# INPUT FOR THIS TASK
--------

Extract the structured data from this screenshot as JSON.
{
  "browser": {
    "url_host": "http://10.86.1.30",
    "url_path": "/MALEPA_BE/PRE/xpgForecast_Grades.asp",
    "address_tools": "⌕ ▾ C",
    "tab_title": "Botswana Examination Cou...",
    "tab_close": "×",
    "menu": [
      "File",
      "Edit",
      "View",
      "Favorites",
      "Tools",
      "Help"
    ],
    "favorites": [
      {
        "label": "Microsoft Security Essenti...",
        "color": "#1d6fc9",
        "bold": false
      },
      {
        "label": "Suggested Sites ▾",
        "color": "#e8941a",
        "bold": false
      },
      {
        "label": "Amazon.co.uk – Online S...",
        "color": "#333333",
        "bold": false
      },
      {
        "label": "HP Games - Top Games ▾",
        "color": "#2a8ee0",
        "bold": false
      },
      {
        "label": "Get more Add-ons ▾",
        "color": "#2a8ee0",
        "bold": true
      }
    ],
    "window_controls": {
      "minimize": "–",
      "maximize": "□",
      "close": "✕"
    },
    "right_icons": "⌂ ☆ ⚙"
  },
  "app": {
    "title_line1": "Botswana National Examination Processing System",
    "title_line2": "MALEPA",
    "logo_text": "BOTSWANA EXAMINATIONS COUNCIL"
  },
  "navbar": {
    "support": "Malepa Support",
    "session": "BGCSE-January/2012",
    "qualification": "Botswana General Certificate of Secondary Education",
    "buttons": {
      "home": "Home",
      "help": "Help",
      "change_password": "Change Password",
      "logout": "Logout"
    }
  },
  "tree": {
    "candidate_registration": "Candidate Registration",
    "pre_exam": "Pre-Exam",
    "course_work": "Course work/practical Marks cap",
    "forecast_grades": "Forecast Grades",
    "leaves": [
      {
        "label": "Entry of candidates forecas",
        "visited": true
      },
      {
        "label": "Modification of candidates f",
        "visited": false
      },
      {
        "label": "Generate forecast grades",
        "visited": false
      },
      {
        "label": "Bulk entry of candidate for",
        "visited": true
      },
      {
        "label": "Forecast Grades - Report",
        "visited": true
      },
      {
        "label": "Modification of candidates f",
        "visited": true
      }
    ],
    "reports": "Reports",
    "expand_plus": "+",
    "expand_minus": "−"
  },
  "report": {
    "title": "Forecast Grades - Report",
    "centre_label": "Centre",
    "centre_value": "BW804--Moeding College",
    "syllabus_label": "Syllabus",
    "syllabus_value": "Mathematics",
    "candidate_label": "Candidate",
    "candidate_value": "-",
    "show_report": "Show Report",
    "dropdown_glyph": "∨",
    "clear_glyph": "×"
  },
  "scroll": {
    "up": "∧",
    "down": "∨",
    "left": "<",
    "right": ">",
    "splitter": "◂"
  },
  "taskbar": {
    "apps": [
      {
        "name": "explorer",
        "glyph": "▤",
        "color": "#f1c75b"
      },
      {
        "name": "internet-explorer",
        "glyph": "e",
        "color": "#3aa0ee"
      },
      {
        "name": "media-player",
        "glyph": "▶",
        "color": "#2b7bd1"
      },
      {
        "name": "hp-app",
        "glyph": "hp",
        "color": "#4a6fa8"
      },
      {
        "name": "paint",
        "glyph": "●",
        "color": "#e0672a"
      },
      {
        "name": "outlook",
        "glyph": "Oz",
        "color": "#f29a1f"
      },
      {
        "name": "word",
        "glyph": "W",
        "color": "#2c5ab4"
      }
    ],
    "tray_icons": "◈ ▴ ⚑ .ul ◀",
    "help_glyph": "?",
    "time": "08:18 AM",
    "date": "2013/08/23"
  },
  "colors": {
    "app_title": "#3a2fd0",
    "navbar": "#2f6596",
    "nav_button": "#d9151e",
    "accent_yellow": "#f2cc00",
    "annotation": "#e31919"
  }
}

--------

# YOUR GOAL
Collect from the data above every line that includes "explorer".

# ANSWER TO THIS EXERCISE
        "name": "explorer",
        "name": "internet-explorer",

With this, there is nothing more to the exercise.